#### [WRITTEN TASK]
Copy out every line in the entries below that includes "king".

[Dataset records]
■ ■ ■ ■ ■ ■ ■

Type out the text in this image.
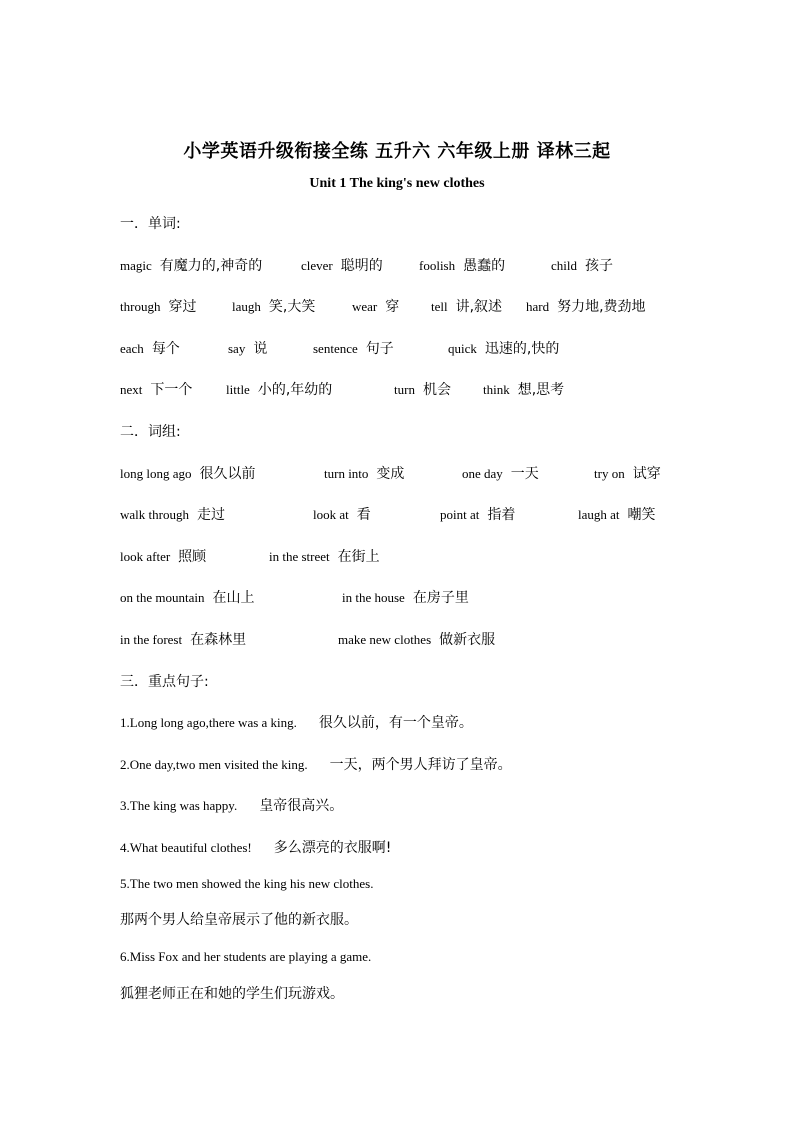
小学英语升级衔接全练 五升六 六年级上册 译林三起
Unit 1 The king's new clothes
一．单词:
magic 有魔力的,神奇的	clever 聪明的	foolish 愚蠢的	child 孩子
through 穿过	laugh 笑,大笑	wear 穿 tell 讲,叙述 hard 努力地,费劲地
each 每个	say 说	sentence 句子	quick 迅速的,快的
next 下一个	little 小的,年幼的	turn 机会 think 想,思考
二．词组:
long long ago 很久以前	turn into 变成	one day 一天	try on 试穿
walk through 走过	look at 看	point at 指着	laugh at 嘲笑
look after 照顾	in the street 在街上
on the mountain 在山上	in the house 在房子里
in the forest 在森林里	make new clothes 做新衣服
三．重点句子:
1.Long long ago,there was a king. 很久以前，有一个皇帝。
2.One day,two men visited the king. 一天，两个男人拜访了皇帝。
3.The king was happy. 皇帝很高兴。
4.What beautiful clothes! 多么漂亮的衣服啊!
5.The two men showed the king his new clothes.
那两个男人给皇帝展示了他的新衣服。
6.Miss Fox and her students are playing a game.
狐狸老师正在和她的学生们玩游戏。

■ ■ ■ ■ ■ ■ ■

#### [COMPLETE OUTPUT]
Unit 1 The king's new clothes
1.Long long ago,there was a king. 很久以前，有一个皇帝。
2.One day,two men visited the king. 一天，两个男人拜访了皇帝。
3.The king was happy. 皇帝很高兴。
5.The two men showed the king his new clothes.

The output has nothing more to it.